[WHAT YOU HAVE TO DO]:
Take each line containing "this" and report it exactly as written.

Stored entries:
------------------------------------

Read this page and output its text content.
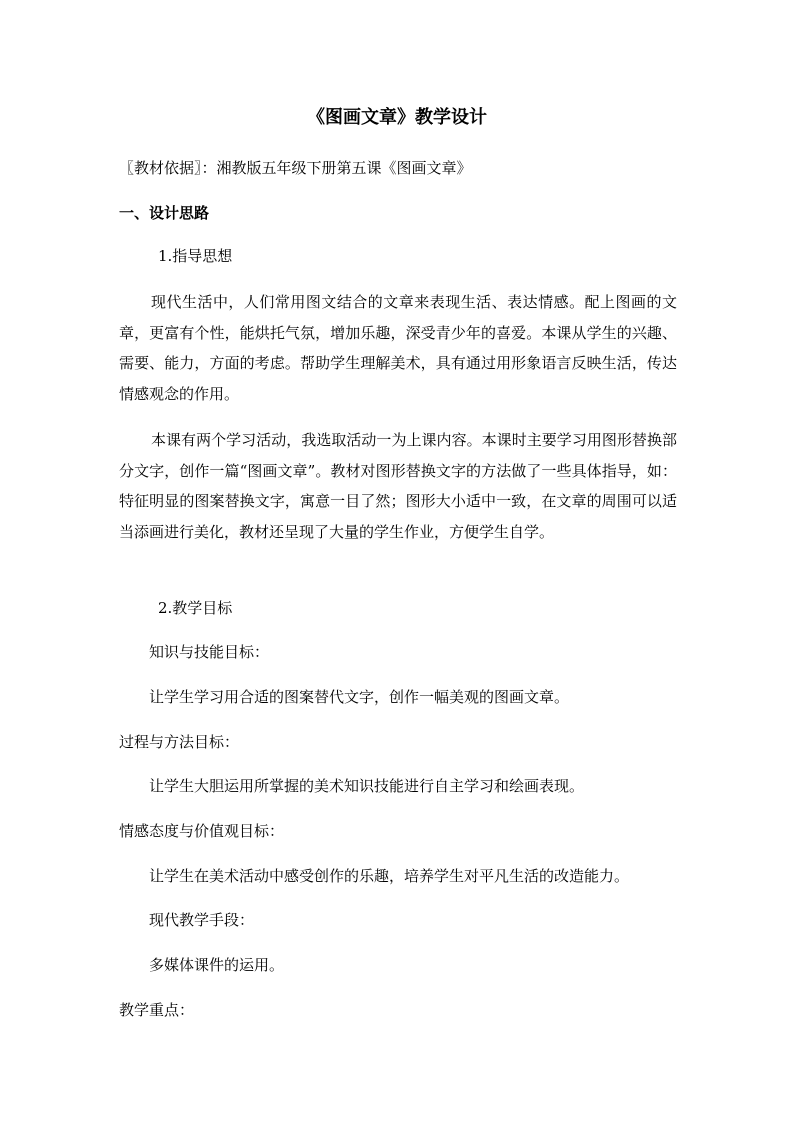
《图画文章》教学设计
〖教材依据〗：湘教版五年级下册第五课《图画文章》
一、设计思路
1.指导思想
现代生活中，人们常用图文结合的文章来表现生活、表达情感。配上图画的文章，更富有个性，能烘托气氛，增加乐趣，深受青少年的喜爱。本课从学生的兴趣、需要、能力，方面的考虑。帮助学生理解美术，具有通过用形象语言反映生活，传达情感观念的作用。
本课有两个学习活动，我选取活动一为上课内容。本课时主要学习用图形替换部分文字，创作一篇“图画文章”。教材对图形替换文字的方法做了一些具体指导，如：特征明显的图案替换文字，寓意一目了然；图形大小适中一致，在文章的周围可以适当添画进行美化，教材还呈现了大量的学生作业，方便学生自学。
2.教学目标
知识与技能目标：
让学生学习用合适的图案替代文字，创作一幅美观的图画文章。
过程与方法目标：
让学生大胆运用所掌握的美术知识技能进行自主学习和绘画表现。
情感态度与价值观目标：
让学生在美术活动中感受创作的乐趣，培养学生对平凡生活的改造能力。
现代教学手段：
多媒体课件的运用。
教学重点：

------------------------------------

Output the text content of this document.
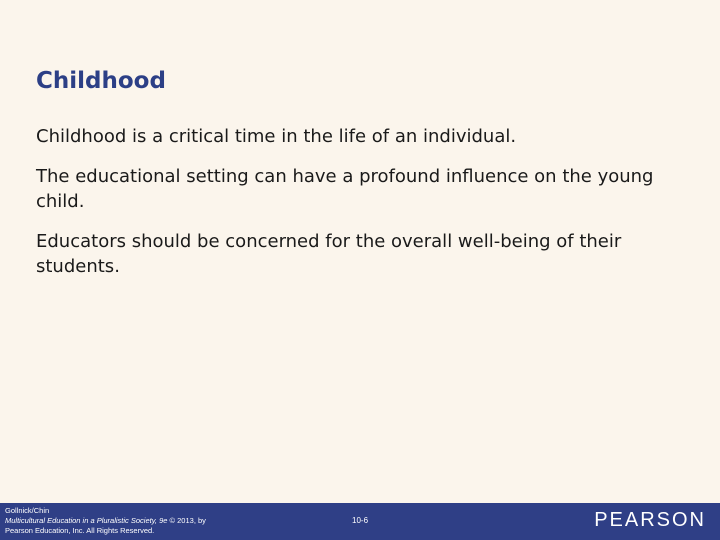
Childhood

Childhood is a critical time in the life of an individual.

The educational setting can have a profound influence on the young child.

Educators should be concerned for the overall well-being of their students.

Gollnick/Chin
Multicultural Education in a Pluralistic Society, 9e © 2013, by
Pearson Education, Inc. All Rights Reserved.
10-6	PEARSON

------------------------------------

[ANSWER TO THE TASK]:
Read this page and output its text content.
Output the text content of this document.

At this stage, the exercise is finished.